Would you return all of this data exactly, leaving nothing out?
== Data extract ==
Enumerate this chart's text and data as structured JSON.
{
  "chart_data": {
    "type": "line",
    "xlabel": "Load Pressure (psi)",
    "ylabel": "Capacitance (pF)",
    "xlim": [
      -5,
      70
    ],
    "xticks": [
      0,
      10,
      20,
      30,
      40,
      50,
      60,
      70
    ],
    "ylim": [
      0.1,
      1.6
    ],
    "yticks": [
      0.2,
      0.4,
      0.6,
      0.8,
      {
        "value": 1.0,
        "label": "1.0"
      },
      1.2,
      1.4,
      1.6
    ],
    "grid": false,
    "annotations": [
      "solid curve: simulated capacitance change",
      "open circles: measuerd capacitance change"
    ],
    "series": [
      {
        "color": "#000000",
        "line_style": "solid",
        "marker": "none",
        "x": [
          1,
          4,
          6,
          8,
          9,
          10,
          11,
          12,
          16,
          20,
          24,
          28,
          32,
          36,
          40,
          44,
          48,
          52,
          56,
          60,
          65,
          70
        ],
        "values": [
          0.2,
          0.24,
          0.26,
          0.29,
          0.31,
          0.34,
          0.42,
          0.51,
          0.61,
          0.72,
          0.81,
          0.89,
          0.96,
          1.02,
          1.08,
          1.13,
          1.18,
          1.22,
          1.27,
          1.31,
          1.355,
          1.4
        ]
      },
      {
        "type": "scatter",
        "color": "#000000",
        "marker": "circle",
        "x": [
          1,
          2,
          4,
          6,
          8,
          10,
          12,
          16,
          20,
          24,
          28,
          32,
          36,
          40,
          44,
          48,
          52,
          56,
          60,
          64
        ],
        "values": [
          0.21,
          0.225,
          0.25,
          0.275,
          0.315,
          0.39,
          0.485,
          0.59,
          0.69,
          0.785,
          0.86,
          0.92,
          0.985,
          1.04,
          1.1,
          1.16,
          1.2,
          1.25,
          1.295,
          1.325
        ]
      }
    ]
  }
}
===
■ Reply to the task:
Enumerate this chart's text and data as structured JSON.
{
  "chart_data": {
    "type": "line",
    "xlabel": "Load Pressure (psi)",
    "ylabel": "Capacitance (pF)",
    "xlim": [
      -5,
      70
    ],
    "xticks": [
      0,
      10,
      20,
      30,
      40,
      50,
      60,
      70
    ],
    "ylim": [
      0.1,
      1.6
    ],
    "yticks": [
      0.2,
      0.4,
      0.6,
      0.8,
      {
        "value": 1.0,
        "label": "1.0"
      },
      1.2,
      1.4,
      1.6
    ],
    "grid": false,
    "annotations": [
      "solid curve: simulated capacitance change",
      "open circles: measuerd capacitance change"
    ],
    "series": [
      {
        "color": "#000000",
        "line_style": "solid",
        "marker": "none",
        "x": [
          1,
          4,
          6,
          8,
          9,
          10,
          11,
          12,
          16,
          20,
          24,
          28,
          32,
          36,
          40,
          44,
          48,
          52,
          56,
          60,
          65,
          70
        ],
        "values": [
          0.2,
          0.24,
          0.26,
          0.29,
          0.31,
          0.34,
          0.42,
          0.51,
          0.61,
          0.72,
          0.81,
          0.89,
          0.96,
          1.02,
          1.08,
          1.13,
          1.18,
          1.22,
          1.27,
          1.31,
          1.355,
          1.4
        ]
      },
      {
        "type": "scatter",
        "color": "#000000",
        "marker": "circle",
        "x": [
          1,
          2,
          4,
          6,
          8,
          10,
          12,
          16,
          20,
          24,
          28,
          32,
          36,
          40,
          44,
          48,
          52,
          56,
          60,
          64
        ],
        "values": [
          0.21,
          0.225,
          0.25,
          0.275,
          0.315,
          0.39,
          0.485,
          0.59,
          0.69,
          0.785,
          0.86,
          0.92,
          0.985,
          1.04,
          1.1,
          1.16,
          1.2,
          1.25,
          1.295,
          1.325
        ]
      }
    ]
  }
}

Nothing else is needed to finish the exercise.